TASK DIRECTIONS =>
Look over the lines below. Report each one that includes the string "Generate".

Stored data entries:
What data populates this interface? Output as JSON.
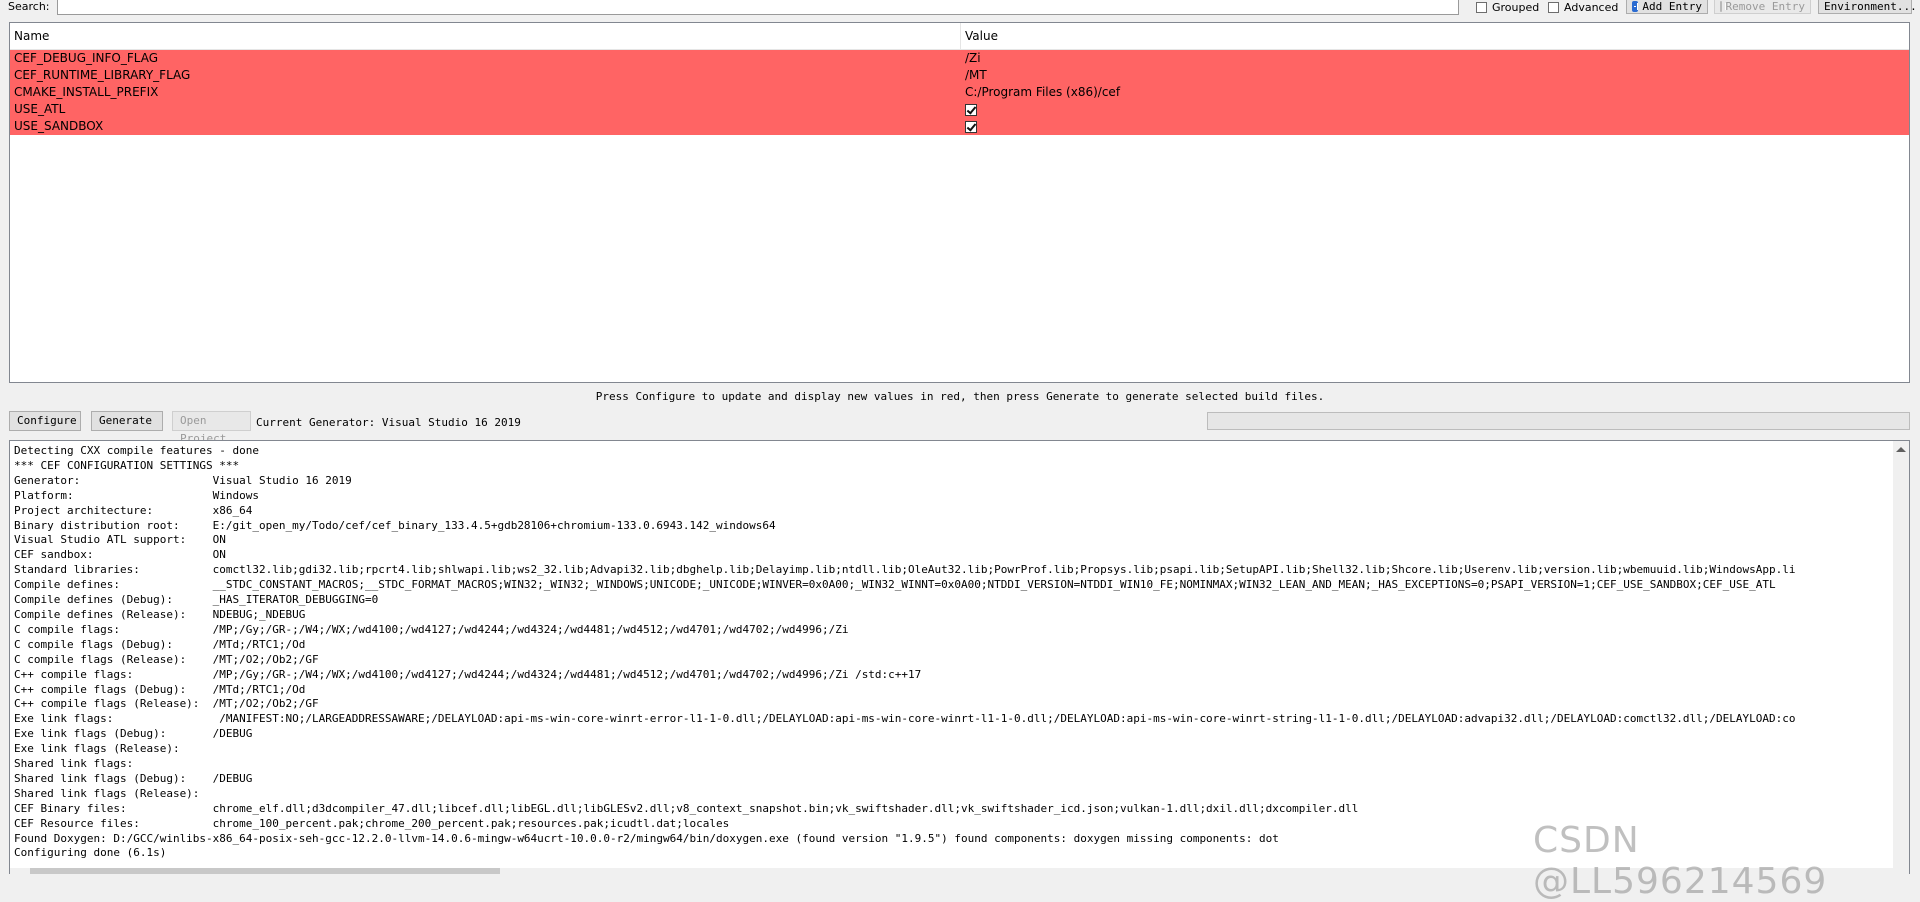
{
  "toolbar": {
    "search_label": "Search:",
    "search_value": "",
    "grouped_label": "Grouped",
    "advanced_label": "Advanced",
    "add_entry_label": "Add Entry",
    "remove_entry_label": "Remove Entry",
    "environment_label": "Environment..."
  },
  "table": {
    "col_name": "Name",
    "col_value": "Value",
    "row_color": "#ff6464",
    "rows": [
      {
        "name": "CEF_DEBUG_INFO_FLAG",
        "value": "/Zi"
      },
      {
        "name": "CEF_RUNTIME_LIBRARY_FLAG",
        "value": "/MT"
      },
      {
        "name": "CMAKE_INSTALL_PREFIX",
        "value": "C:/Program Files (x86)/cef"
      },
      {
        "name": "USE_ATL",
        "value": "checked"
      },
      {
        "name": "USE_SANDBOX",
        "value": "checked"
      }
    ]
  },
  "hint": "Press Configure to update and display new values in red, then press Generate to generate selected build files.",
  "actions": {
    "configure_label": "Configure",
    "generate_label": "Generate",
    "open_project_label": "Open Project",
    "generator_text": "Current Generator: Visual Studio 16 2019"
  },
  "log": [
    "Detecting CXX compile features - done",
    "*** CEF CONFIGURATION SETTINGS ***",
    "Generator:                    Visual Studio 16 2019",
    "Platform:                     Windows",
    "Project architecture:         x86_64",
    "Binary distribution root:     E:/git_open_my/Todo/cef/cef_binary_133.4.5+gdb28106+chromium-133.0.6943.142_windows64",
    "Visual Studio ATL support:    ON",
    "CEF sandbox:                  ON",
    "Standard libraries:           comctl32.lib;gdi32.lib;rpcrt4.lib;shlwapi.lib;ws2_32.lib;Advapi32.lib;dbghelp.lib;Delayimp.lib;ntdll.lib;OleAut32.lib;PowrProf.lib;Propsys.lib;psapi.lib;SetupAPI.lib;Shell32.lib;Shcore.lib;Userenv.lib;version.lib;wbemuuid.lib;WindowsApp.li",
    "Compile defines:              __STDC_CONSTANT_MACROS;__STDC_FORMAT_MACROS;WIN32;_WIN32;_WINDOWS;UNICODE;_UNICODE;WINVER=0x0A00;_WIN32_WINNT=0x0A00;NTDDI_VERSION=NTDDI_WIN10_FE;NOMINMAX;WIN32_LEAN_AND_MEAN;_HAS_EXCEPTIONS=0;PSAPI_VERSION=1;CEF_USE_SANDBOX;CEF_USE_ATL",
    "Compile defines (Debug):      _HAS_ITERATOR_DEBUGGING=0",
    "Compile defines (Release):    NDEBUG;_NDEBUG",
    "C compile flags:              /MP;/Gy;/GR-;/W4;/WX;/wd4100;/wd4127;/wd4244;/wd4324;/wd4481;/wd4512;/wd4701;/wd4702;/wd4996;/Zi",
    "C compile flags (Debug):      /MTd;/RTC1;/Od",
    "C compile flags (Release):    /MT;/O2;/Ob2;/GF",
    "C++ compile flags:            /MP;/Gy;/GR-;/W4;/WX;/wd4100;/wd4127;/wd4244;/wd4324;/wd4481;/wd4512;/wd4701;/wd4702;/wd4996;/Zi /std:c++17",
    "C++ compile flags (Debug):    /MTd;/RTC1;/Od",
    "C++ compile flags (Release):  /MT;/O2;/Ob2;/GF",
    "Exe link flags:                /MANIFEST:NO;/LARGEADDRESSAWARE;/DELAYLOAD:api-ms-win-core-winrt-error-l1-1-0.dll;/DELAYLOAD:api-ms-win-core-winrt-l1-1-0.dll;/DELAYLOAD:api-ms-win-core-winrt-string-l1-1-0.dll;/DELAYLOAD:advapi32.dll;/DELAYLOAD:comctl32.dll;/DELAYLOAD:co",
    "Exe link flags (Debug):       /DEBUG",
    "Exe link flags (Release):",
    "Shared link flags:",
    "Shared link flags (Debug):    /DEBUG",
    "Shared link flags (Release):",
    "CEF Binary files:             chrome_elf.dll;d3dcompiler_47.dll;libcef.dll;libEGL.dll;libGLESv2.dll;v8_context_snapshot.bin;vk_swiftshader.dll;vk_swiftshader_icd.json;vulkan-1.dll;dxil.dll;dxcompiler.dll",
    "CEF Resource files:           chrome_100_percent.pak;chrome_200_percent.pak;resources.pak;icudtl.dat;locales",
    "Found Doxygen: D:/GCC/winlibs-x86_64-posix-seh-gcc-12.2.0-llvm-14.0.6-mingw-w64ucrt-10.0.0-r2/mingw64/bin/doxygen.exe (found version \"1.9.5\") found components: doxygen missing components: dot",
    "Configuring done (6.1s)"
  ],
  "watermark": "CSDN @LL596214569"
}
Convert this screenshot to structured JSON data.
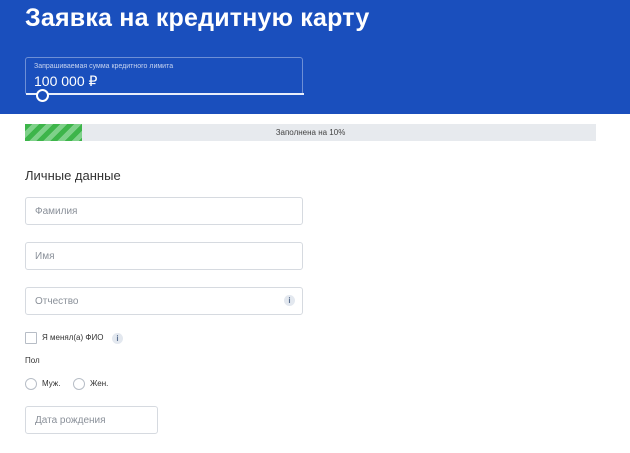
{
  "header": {
    "title": "Заявка на кредитную карту",
    "limit_caption": "Запрашиваемая сумма кредитного лимита",
    "limit_value": "100 000 ₽"
  },
  "progress": {
    "label": "Заполнена на 10%",
    "percent": 10
  },
  "personal": {
    "title": "Личные данные",
    "surname_placeholder": "Фамилия",
    "name_placeholder": "Имя",
    "patronymic_placeholder": "Отчество",
    "changed_name_label": "Я менял(а) ФИО",
    "gender_label": "Пол",
    "gender_male": "Муж.",
    "gender_female": "Жен.",
    "birthdate_placeholder": "Дата рождения"
  },
  "icons": {
    "info": "i"
  },
  "colors": {
    "header_bg": "#1a4fbd",
    "progress_fill": "#3db54a"
  }
}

IN RESPONSE =>
  "hint": "Press Configure to update and display new values in red, then press Generate to generate selected build files.",
    "generate_label": "Generate",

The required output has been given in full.